(Instructions to follow)
Give every line of the data below as a Markdown table with two columns, "No." for the row number and "Entry" for the line itself, leaving out any blank lines.
──────── Given records ────────
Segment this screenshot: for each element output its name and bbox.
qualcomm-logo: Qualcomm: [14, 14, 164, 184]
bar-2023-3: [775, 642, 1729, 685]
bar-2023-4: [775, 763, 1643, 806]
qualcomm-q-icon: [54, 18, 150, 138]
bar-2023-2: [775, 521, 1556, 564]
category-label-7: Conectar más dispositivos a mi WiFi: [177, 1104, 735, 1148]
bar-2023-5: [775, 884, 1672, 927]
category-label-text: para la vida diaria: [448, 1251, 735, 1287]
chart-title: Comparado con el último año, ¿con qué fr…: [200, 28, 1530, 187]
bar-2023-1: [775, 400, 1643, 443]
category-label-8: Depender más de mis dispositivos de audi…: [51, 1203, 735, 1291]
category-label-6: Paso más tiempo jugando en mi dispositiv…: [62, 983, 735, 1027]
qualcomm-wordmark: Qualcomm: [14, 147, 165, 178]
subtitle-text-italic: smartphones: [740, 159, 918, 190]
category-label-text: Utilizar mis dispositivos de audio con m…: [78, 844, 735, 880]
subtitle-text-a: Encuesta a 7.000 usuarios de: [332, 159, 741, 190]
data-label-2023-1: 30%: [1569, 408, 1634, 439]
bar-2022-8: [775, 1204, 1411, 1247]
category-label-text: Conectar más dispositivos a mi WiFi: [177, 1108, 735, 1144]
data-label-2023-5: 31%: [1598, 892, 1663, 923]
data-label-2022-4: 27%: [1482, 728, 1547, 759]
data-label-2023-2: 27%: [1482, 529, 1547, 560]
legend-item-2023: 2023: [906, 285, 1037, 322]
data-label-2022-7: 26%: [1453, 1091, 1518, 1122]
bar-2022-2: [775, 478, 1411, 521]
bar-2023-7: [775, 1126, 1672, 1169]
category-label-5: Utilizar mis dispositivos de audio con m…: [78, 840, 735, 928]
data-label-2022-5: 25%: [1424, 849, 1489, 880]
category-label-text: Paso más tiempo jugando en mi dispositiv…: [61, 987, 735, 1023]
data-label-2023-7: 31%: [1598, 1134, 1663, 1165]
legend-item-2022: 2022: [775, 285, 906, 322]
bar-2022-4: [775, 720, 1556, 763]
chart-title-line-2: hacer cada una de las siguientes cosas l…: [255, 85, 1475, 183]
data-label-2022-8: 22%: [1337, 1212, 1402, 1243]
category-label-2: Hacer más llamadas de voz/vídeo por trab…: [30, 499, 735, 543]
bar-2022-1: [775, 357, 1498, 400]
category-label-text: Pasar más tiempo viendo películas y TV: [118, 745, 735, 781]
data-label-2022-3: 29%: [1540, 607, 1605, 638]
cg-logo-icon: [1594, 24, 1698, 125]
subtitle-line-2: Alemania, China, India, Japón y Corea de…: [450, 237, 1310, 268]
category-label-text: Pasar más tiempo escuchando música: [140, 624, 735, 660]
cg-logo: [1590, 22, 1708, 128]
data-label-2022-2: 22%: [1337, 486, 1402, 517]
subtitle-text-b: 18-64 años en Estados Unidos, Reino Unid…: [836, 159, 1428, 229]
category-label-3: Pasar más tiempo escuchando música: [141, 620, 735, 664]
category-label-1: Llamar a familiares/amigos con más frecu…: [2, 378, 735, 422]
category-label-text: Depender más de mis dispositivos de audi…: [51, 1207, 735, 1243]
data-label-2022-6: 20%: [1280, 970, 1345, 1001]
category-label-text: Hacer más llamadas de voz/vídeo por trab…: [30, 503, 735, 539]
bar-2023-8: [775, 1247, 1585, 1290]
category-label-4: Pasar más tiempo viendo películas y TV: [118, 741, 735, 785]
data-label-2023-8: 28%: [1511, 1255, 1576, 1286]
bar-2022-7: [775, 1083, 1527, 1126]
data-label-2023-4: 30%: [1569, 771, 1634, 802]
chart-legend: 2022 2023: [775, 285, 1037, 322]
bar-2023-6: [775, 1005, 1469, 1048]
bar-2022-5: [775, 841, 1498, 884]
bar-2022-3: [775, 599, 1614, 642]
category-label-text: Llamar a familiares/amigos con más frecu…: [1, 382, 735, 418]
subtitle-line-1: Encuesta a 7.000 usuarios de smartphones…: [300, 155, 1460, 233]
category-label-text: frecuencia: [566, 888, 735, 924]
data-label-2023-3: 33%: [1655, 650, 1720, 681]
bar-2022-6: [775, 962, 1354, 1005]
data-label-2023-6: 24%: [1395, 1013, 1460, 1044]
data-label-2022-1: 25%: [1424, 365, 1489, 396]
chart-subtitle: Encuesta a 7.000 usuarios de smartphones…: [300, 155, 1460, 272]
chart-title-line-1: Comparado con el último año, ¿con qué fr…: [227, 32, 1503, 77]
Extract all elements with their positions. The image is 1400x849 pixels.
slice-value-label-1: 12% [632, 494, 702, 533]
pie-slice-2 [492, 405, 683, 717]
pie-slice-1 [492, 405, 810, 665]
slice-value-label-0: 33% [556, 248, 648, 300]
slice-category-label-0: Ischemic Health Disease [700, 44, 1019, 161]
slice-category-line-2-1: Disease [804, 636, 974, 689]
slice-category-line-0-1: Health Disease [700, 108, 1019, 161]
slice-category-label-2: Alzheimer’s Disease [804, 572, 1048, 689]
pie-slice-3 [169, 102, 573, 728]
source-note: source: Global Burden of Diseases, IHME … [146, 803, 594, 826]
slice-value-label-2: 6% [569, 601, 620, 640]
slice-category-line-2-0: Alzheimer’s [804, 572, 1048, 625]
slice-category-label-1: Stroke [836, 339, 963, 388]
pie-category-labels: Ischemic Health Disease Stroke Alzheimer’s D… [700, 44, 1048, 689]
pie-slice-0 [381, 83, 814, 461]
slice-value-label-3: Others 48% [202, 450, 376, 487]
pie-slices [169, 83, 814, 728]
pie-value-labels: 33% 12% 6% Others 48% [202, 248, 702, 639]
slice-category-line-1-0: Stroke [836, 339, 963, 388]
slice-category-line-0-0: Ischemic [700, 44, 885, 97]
────────
(The answer)
| No. | Entry |
|---|---|
| 1 | Segment this screenshot: for each element output its name and bbox. |
| 2 | qualcomm-logo: Qualcomm: [14, 14, 164, 184] |
| 3 | bar-2023-3: [775, 642, 1729, 685] |
| 4 | bar-2023-4: [775, 763, 1643, 806] |
| 5 | qualcomm-q-icon: [54, 18, 150, 138] |
| 6 | bar-2023-2: [775, 521, 1556, 564] |
| 7 | category-label-7: Conectar más dispositivos a mi WiFi: [177, 1104, 735, 1148] |
| 8 | bar-2023-5: [775, 884, 1672, 927] |
| 9 | category-label-text: para la vida diaria: [448, 1251, 735, 1287] |
| 10 | chart-title: Comparado con el último año, ¿con qué fr…: [200, 28, 1530, 187] |
| 11 | bar-2023-1: [775, 400, 1643, 443] |
| 12 | category-label-8: Depender más de mis dispositivos de audi…: [51, 1203, 735, 1291] |
| 13 | category-label-6: Paso más tiempo jugando en mi dispositiv…: [62, 983, 735, 1027] |
| 14 | qualcomm-wordmark: Qualcomm: [14, 147, 165, 178] |
| 15 | subtitle-text-italic: smartphones: [740, 159, 918, 190] |
| 16 | category-label-text: Utilizar mis dispositivos de audio con m…: [78, 844, 735, 880] |
| 17 | subtitle-text-a: Encuesta a 7.000 usuarios de: [332, 159, 741, 190] |
| 18 | data-label-2023-1: 30%: [1569, 408, 1634, 439] |
| 19 | bar-2022-8: [775, 1204, 1411, 1247] |
| 20 | category-label-text: Conectar más dispositivos a mi WiFi: [177, 1108, 735, 1144] |
| 21 | data-label-2023-5: 31%: [1598, 892, 1663, 923] |
| 22 | data-label-2022-4: 27%: [1482, 728, 1547, 759] |
| 23 | data-label-2023-2: 27%: [1482, 529, 1547, 560] |
| 24 | legend-item-2023: 2023: [906, 285, 1037, 322] |
| 25 | data-label-2022-7: 26%: [1453, 1091, 1518, 1122] |
| 26 | bar-2022-2: [775, 478, 1411, 521] |
| 27 | bar-2023-7: [775, 1126, 1672, 1169] |
| 28 | category-label-5: Utilizar mis dispositivos de audio con m…: [78, 840, 735, 928] |
| 29 | data-label-2022-5: 25%: [1424, 849, 1489, 880] |
| 30 | category-label-text: Paso más tiempo jugando en mi dispositiv…: [61, 987, 735, 1023] |
| 31 | data-label-2023-7: 31%: [1598, 1134, 1663, 1165] |
| 32 | legend-item-2022: 2022: [775, 285, 906, 322] |
| 33 | bar-2022-4: [775, 720, 1556, 763] |
| 34 | chart-title-line-2: hacer cada una de las siguientes cosas l…: [255, 85, 1475, 183] |
| 35 | data-label-2022-8: 22%: [1337, 1212, 1402, 1243] |
| 36 | category-label-2: Hacer más llamadas de voz/vídeo por trab…: [30, 499, 735, 543] |
| 37 | bar-2022-1: [775, 357, 1498, 400] |
| 38 | category-label-text: Pasar más tiempo viendo películas y TV: [118, 745, 735, 781] |
| 39 | data-label-2022-3: 29%: [1540, 607, 1605, 638] |
| 40 | cg-logo-icon: [1594, 24, 1698, 125] |
| 41 | subtitle-line-2: Alemania, China, India, Japón y Corea de…: [450, 237, 1310, 268] |
| 42 | category-label-text: Pasar más tiempo escuchando música: [140, 624, 735, 660] |
| 43 | cg-logo: [1590, 22, 1708, 128] |
| 44 | data-label-2022-2: 22%: [1337, 486, 1402, 517] |
| 45 | subtitle-text-b: 18-64 años en Estados Unidos, Reino Unid…: [836, 159, 1428, 229] |
| 46 | category-label-3: Pasar más tiempo escuchando música: [141, 620, 735, 664] |
| 47 | category-label-1: Llamar a familiares/amigos con más frecu…: [2, 378, 735, 422] |
| 48 | category-label-text: Depender más de mis dispositivos de audi…: [51, 1207, 735, 1243] |
| 49 | data-label-2022-6: 20%: [1280, 970, 1345, 1001] |
| 50 | category-label-text: Hacer más llamadas de voz/vídeo por trab…: [30, 503, 735, 539] |
| 51 | bar-2023-8: [775, 1247, 1585, 1290] |
| 52 | category-label-4: Pasar más tiempo viendo películas y TV: [118, 741, 735, 785] |
| 53 | data-label-2023-8: 28%: [1511, 1255, 1576, 1286] |
| 54 | bar-2022-7: [775, 1083, 1527, 1126] |
| 55 | data-label-2023-4: 30%: [1569, 771, 1634, 802] |
| 56 | chart-legend: 2022 2023: [775, 285, 1037, 322] |
| 57 | bar-2023-6: [775, 1005, 1469, 1048] |
| 58 | bar-2022-5: [775, 841, 1498, 884] |
| 59 | bar-2022-3: [775, 599, 1614, 642] |
| 60 | category-label-text: Llamar a familiares/amigos con más frecu…: [1, 382, 735, 418] |
| 61 | subtitle-line-1: Encuesta a 7.000 usuarios de smartphones…: [300, 155, 1460, 233] |
| 62 | category-label-text: frecuencia: [566, 888, 735, 924] |
| 63 | data-label-2023-3: 33%: [1655, 650, 1720, 681] |
| 64 | bar-2022-6: [775, 962, 1354, 1005] |
| 65 | data-label-2023-6: 24%: [1395, 1013, 1460, 1044] |
| 66 | data-label-2022-1: 25%: [1424, 365, 1489, 396] |
| 67 | chart-subtitle: Encuesta a 7.000 usuarios de smartphones…: [300, 155, 1460, 272] |
| 68 | chart-title-line-1: Comparado con el último año, ¿con qué fr…: [227, 32, 1503, 77] |
| 69 | Extract all elements with their positions. The image is 1400x849 pixels. |
| 70 | slice-value-label-1: 12% [632, 494, 702, 533] |
| 71 | pie-slice-2 [492, 405, 683, 717] |
| 72 | pie-slice-1 [492, 405, 810, 665] |
| 73 | slice-value-label-0: 33% [556, 248, 648, 300] |
| 74 | slice-category-label-0: Ischemic Health Disease [700, 44, 1019, 161] |
| 75 | slice-category-line-2-1: Disease [804, 636, 974, 689] |
| 76 | slice-category-line-0-1: Health Disease [700, 108, 1019, 161] |
| 77 | slice-category-label-2: Alzheimer’s Disease [804, 572, 1048, 689] |
| 78 | pie-slice-3 [169, 102, 573, 728] |
| 79 | source-note: source: Global Burden of Diseases, IHME … [146, 803, 594, 826] |
| 80 | slice-value-label-2: 6% [569, 601, 620, 640] |
| 81 | slice-category-line-2-0: Alzheimer’s [804, 572, 1048, 625] |
| 82 | slice-category-label-1: Stroke [836, 339, 963, 388] |
| 83 | pie-category-labels: Ischemic Health Disease Stroke Alzheimer’s D… [700, 44, 1048, 689] |
| 84 | pie-slice-0 [381, 83, 814, 461] |
| 85 | slice-value-label-3: Others 48% [202, 450, 376, 487] |
| 86 | pie-slices [169, 83, 814, 728] |
| 87 | pie-value-labels: 33% 12% 6% Others 48% [202, 248, 702, 639] |
| 88 | slice-category-line-1-0: Stroke [836, 339, 963, 388] |
| 89 | slice-category-line-0-0: Ischemic [700, 44, 885, 97] |